(Box annotation data)
====================

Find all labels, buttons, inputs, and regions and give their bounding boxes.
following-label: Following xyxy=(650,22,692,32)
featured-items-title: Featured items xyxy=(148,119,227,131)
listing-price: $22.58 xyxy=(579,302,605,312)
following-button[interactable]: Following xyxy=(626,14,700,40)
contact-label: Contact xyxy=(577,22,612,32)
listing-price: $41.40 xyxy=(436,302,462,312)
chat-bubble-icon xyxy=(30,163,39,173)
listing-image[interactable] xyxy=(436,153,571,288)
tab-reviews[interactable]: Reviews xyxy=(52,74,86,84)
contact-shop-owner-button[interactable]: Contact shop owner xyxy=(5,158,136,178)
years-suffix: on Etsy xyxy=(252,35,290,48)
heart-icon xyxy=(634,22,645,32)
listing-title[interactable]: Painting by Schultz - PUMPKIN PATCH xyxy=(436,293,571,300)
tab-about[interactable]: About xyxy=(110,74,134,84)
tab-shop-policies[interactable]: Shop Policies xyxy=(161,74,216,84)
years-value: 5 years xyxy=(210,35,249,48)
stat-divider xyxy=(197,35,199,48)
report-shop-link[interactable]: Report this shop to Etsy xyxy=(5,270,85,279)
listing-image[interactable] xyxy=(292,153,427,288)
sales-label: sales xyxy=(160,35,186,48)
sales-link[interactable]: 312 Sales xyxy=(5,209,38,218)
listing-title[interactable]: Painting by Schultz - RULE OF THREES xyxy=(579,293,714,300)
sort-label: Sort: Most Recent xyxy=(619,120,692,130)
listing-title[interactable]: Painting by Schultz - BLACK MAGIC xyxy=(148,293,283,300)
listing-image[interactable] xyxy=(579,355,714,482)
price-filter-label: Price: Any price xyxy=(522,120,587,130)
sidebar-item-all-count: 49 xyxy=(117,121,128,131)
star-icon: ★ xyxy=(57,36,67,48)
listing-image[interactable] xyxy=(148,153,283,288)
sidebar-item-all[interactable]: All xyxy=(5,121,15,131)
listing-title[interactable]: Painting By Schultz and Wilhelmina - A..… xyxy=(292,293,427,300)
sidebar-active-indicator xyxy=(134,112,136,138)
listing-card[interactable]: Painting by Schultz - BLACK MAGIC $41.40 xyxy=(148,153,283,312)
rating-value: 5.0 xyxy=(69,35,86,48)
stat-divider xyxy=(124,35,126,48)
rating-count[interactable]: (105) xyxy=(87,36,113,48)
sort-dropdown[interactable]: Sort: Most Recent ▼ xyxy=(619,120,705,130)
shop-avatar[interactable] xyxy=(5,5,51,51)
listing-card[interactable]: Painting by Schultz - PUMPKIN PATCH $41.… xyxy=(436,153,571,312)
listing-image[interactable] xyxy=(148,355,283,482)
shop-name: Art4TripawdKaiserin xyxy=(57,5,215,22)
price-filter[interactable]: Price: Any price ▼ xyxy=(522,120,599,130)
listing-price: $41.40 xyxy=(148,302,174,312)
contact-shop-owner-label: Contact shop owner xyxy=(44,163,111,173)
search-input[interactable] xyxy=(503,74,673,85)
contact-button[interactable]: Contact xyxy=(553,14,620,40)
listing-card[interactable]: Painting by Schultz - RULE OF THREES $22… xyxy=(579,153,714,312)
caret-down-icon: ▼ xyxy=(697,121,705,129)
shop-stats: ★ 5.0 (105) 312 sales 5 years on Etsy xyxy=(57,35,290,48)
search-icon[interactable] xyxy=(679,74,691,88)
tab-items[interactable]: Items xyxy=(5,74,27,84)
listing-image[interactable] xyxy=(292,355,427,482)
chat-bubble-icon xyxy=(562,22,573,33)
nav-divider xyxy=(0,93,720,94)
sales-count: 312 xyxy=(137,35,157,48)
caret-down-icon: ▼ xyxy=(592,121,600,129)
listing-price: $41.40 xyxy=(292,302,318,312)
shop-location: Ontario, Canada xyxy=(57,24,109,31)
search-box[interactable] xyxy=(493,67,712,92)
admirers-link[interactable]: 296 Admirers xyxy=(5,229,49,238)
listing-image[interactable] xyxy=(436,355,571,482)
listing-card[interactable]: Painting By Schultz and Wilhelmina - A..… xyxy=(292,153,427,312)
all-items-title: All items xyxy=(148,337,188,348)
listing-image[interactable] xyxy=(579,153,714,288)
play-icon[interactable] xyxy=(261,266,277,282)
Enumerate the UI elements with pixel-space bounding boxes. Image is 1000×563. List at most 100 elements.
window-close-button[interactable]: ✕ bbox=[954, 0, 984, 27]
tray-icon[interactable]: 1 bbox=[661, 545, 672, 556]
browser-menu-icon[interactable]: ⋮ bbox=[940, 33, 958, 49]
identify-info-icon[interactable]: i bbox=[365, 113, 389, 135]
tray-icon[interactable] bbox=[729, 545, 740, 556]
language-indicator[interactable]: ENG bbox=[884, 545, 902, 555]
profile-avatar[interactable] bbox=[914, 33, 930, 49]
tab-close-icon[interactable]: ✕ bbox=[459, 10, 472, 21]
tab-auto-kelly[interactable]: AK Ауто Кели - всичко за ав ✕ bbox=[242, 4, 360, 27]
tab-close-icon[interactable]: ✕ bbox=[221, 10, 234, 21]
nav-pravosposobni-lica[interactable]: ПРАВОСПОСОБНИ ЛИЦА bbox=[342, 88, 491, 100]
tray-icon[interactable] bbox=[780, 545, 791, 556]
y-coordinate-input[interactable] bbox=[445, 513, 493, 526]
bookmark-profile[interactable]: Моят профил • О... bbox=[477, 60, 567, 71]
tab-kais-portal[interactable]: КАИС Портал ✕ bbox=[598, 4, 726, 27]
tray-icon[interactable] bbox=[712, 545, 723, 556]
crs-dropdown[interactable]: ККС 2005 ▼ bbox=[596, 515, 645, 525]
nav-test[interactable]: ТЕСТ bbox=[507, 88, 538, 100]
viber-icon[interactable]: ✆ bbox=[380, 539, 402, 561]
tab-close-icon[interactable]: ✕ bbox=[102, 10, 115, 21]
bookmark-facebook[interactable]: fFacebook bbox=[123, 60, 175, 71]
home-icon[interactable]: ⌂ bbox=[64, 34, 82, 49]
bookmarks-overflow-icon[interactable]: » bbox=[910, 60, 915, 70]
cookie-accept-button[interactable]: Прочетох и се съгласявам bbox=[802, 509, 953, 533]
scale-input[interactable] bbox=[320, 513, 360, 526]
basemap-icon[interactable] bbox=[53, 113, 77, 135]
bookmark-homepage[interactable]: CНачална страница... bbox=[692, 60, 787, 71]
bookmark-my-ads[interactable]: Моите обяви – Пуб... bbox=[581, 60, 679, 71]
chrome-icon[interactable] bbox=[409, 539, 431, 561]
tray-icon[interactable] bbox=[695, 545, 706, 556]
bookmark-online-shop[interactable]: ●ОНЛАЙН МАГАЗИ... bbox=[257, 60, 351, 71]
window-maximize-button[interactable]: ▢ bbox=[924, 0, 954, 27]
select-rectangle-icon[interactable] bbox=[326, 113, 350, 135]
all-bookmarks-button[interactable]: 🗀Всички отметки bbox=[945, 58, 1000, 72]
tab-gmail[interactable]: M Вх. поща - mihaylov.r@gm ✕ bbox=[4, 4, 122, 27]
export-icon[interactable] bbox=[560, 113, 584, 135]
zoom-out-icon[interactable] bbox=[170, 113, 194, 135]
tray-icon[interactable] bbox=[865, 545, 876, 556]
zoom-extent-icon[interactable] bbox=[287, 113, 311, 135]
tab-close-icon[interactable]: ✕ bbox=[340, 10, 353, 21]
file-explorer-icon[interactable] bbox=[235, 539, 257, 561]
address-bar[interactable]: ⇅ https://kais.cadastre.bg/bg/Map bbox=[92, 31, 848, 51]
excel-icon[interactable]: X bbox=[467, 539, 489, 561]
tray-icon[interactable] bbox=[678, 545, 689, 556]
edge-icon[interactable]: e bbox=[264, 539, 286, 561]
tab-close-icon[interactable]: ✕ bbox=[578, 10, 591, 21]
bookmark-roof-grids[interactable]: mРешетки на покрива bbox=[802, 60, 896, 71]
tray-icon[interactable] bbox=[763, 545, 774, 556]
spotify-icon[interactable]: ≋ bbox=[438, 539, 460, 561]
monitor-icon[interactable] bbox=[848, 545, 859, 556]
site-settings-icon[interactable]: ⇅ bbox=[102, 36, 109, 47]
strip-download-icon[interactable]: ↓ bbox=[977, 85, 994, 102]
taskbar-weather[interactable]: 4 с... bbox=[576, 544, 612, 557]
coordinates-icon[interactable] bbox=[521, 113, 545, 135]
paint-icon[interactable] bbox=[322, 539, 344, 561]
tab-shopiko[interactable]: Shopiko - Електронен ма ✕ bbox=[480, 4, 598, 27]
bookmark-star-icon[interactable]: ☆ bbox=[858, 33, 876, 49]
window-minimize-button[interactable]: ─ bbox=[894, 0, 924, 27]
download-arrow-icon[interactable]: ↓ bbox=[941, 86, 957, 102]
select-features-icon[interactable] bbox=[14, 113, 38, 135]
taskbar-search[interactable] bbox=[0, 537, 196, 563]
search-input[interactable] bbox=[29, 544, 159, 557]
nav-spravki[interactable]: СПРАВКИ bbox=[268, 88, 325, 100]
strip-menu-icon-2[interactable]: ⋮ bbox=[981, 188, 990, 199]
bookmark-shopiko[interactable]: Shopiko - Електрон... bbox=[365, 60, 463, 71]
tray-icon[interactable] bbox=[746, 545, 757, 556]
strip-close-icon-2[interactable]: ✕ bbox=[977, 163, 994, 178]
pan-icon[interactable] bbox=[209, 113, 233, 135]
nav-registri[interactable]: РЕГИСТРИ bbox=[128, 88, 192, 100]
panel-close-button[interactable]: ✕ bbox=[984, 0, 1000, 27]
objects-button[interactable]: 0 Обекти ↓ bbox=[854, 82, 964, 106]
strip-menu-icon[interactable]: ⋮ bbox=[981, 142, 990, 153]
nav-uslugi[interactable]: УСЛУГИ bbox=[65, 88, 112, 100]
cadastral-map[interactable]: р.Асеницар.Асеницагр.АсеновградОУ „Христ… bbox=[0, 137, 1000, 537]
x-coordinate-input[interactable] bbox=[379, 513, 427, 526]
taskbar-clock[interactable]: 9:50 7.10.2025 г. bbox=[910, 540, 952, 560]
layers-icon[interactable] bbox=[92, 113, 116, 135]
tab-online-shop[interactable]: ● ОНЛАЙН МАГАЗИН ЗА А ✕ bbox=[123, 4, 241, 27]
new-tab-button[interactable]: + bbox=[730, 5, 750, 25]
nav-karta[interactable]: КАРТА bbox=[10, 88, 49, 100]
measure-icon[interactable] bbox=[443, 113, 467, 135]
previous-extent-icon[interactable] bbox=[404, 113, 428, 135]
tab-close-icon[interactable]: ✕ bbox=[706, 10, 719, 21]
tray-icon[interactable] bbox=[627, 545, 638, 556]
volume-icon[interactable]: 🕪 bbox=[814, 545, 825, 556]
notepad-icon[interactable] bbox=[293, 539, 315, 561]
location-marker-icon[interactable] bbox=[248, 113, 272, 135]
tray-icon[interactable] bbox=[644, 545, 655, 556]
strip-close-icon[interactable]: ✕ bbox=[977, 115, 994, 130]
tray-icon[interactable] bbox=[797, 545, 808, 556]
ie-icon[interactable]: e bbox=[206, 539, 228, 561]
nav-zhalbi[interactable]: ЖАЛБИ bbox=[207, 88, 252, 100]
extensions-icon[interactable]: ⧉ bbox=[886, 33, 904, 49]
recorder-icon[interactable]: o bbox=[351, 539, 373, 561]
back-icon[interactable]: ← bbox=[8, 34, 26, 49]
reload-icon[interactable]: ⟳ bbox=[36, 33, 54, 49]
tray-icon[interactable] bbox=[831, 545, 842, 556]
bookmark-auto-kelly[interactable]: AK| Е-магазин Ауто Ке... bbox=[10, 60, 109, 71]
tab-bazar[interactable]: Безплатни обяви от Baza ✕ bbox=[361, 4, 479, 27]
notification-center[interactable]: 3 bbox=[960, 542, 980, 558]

====================

| Task statement |
Arrange the material as a Markdown table with the columns Row and Line, starting at its first line and ending at the line that contains "chat-bubble-icon xyxy=(30,163,39,173)", both included. Number each line in the Row column and leave out blank lines.

| Exercise output |
| Row | Line |
|---|---|
| 1 | Find all labels, buttons, inputs, and regions and give their bounding boxes. |
| 2 | following-label: Following xyxy=(650,22,692,32) |
| 3 | featured-items-title: Featured items xyxy=(148,119,227,131) |
| 4 | listing-price: $22.58 xyxy=(579,302,605,312) |
| 5 | following-button[interactable]: Following xyxy=(626,14,700,40) |
| 6 | contact-label: Contact xyxy=(577,22,612,32) |
| 7 | listing-price: $41.40 xyxy=(436,302,462,312) |
| 8 | chat-bubble-icon xyxy=(30,163,39,173) |